Written exercise: Below is a listing. Gather each line of it that contains "JSON".

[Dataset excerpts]
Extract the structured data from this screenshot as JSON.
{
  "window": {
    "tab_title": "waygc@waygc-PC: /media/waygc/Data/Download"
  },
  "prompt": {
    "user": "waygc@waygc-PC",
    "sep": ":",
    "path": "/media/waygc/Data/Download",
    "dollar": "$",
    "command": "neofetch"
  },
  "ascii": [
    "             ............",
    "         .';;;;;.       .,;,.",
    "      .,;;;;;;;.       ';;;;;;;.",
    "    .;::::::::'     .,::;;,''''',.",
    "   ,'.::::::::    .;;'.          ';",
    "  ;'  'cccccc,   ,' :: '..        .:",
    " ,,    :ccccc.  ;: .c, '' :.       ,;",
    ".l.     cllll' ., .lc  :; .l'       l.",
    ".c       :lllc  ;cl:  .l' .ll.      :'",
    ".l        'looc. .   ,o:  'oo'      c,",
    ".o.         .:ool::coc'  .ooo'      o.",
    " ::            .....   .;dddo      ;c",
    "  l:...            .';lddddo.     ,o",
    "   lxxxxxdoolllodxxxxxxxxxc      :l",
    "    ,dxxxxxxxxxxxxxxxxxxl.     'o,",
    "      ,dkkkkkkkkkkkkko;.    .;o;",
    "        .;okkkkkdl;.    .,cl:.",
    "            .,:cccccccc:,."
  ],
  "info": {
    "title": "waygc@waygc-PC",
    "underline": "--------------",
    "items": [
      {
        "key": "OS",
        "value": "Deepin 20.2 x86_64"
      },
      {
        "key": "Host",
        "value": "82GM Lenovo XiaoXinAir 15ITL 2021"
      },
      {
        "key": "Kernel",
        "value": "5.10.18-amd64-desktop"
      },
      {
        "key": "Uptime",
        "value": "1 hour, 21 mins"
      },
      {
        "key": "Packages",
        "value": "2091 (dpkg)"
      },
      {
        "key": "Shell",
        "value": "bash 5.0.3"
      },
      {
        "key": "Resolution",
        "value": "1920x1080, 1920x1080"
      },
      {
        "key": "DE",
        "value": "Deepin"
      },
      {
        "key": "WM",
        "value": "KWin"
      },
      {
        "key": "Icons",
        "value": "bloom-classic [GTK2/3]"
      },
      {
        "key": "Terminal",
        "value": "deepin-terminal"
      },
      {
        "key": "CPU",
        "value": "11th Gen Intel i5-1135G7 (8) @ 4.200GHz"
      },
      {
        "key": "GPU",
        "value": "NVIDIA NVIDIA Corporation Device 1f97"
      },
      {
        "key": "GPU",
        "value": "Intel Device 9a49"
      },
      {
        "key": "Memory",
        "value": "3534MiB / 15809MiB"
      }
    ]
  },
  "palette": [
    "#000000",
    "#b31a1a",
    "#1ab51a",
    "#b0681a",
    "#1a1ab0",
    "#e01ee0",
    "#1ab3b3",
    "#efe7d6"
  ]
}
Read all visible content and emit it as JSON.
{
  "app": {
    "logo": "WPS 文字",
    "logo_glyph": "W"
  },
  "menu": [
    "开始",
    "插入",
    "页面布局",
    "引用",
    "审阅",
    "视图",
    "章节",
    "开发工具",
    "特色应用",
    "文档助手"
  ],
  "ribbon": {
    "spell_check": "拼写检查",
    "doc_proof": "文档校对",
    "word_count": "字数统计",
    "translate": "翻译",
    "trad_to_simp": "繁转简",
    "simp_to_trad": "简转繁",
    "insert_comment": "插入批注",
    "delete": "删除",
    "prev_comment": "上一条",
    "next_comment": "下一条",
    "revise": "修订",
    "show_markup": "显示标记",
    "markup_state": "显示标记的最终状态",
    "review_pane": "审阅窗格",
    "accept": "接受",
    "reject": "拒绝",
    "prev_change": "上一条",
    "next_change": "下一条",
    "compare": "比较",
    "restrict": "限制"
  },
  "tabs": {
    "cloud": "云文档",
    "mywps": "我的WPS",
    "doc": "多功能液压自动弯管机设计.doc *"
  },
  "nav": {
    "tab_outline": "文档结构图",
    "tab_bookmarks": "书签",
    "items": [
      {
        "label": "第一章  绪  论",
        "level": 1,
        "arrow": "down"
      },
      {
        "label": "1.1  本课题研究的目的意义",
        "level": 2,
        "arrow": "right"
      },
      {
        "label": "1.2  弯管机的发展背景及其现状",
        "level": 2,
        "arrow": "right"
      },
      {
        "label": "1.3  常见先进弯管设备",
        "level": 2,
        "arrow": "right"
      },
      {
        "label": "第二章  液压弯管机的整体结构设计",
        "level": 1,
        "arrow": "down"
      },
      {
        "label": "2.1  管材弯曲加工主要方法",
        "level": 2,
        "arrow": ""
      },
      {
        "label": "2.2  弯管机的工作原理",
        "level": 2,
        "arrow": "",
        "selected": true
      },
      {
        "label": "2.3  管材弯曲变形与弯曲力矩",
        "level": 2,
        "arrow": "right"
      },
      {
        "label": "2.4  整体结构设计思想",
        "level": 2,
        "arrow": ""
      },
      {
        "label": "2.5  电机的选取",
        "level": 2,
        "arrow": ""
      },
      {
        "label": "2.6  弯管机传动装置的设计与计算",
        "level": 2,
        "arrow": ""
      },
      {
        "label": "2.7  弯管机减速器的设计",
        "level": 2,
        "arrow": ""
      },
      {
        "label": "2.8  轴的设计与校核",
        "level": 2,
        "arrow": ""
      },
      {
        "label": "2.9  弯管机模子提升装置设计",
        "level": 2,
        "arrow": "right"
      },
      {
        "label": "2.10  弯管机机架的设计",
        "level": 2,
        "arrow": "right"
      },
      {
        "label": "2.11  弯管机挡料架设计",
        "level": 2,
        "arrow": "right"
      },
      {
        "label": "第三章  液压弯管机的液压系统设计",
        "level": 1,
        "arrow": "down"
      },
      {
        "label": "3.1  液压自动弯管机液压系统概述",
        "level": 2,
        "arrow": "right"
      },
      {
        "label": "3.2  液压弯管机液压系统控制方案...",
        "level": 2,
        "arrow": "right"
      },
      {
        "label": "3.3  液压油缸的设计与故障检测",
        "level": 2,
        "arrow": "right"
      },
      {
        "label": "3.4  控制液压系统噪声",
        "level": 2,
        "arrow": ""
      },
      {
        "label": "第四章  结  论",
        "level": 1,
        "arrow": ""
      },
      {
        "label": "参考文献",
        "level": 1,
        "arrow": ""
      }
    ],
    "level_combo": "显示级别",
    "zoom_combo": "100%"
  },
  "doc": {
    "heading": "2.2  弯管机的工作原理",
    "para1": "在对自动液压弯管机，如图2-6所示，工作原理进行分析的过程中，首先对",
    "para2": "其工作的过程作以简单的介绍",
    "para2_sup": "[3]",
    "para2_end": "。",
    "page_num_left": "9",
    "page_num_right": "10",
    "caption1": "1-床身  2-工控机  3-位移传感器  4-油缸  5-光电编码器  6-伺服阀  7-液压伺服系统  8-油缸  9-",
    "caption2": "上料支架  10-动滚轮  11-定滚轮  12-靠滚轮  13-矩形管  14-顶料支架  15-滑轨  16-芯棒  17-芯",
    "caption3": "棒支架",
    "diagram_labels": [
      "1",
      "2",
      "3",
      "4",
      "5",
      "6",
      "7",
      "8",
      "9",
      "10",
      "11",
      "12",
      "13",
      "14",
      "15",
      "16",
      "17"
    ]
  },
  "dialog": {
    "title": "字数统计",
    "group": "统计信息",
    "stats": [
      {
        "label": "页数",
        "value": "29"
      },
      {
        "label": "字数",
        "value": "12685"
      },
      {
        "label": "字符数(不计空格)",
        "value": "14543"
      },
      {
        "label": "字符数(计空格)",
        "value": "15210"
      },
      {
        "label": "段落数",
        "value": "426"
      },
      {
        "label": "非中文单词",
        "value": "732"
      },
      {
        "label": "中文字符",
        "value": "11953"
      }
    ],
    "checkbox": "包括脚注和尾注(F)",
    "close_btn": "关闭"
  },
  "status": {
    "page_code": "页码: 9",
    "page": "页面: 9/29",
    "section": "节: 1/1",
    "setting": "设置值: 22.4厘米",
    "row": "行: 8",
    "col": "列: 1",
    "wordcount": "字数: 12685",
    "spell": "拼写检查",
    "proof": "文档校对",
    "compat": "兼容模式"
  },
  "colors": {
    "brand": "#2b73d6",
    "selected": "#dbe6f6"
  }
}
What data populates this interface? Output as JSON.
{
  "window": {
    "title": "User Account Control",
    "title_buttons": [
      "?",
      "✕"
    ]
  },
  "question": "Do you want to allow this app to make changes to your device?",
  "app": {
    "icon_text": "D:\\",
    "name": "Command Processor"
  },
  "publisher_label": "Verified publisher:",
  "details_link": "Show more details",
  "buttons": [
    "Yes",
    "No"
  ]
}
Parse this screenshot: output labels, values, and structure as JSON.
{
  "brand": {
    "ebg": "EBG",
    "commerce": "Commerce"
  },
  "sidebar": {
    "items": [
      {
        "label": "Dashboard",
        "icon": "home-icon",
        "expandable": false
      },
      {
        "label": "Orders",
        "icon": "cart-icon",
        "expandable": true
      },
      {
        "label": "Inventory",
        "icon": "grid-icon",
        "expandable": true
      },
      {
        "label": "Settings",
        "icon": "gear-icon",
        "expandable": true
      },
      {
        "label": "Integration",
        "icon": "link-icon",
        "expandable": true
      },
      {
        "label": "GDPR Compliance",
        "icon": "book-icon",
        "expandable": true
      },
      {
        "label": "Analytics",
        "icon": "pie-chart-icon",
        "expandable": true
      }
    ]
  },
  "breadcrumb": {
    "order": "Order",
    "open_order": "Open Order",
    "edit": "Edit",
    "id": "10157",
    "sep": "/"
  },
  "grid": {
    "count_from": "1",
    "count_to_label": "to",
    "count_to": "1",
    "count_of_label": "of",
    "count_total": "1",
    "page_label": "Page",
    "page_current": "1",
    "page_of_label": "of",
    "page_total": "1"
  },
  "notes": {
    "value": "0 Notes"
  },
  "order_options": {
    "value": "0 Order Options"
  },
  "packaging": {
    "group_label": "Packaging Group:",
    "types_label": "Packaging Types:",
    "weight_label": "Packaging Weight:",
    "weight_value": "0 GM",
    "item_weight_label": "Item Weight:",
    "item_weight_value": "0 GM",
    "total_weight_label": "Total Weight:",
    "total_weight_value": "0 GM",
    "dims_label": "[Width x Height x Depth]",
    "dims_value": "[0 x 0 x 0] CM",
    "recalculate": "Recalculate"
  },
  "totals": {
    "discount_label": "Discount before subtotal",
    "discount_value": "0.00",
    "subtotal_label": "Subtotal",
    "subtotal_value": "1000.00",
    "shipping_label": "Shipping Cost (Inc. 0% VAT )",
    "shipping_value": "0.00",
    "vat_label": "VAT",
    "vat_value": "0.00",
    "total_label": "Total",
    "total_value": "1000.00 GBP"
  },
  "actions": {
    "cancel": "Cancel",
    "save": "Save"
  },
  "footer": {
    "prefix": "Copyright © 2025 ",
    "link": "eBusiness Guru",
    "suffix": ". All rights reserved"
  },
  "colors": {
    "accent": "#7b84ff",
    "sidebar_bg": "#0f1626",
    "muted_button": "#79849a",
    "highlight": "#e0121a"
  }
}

Full answer:
Extract the structured data from this screenshot as JSON.
Read all visible content and emit it as JSON.
What data populates this interface? Output as JSON.
Parse this screenshot: output labels, values, and structure as JSON.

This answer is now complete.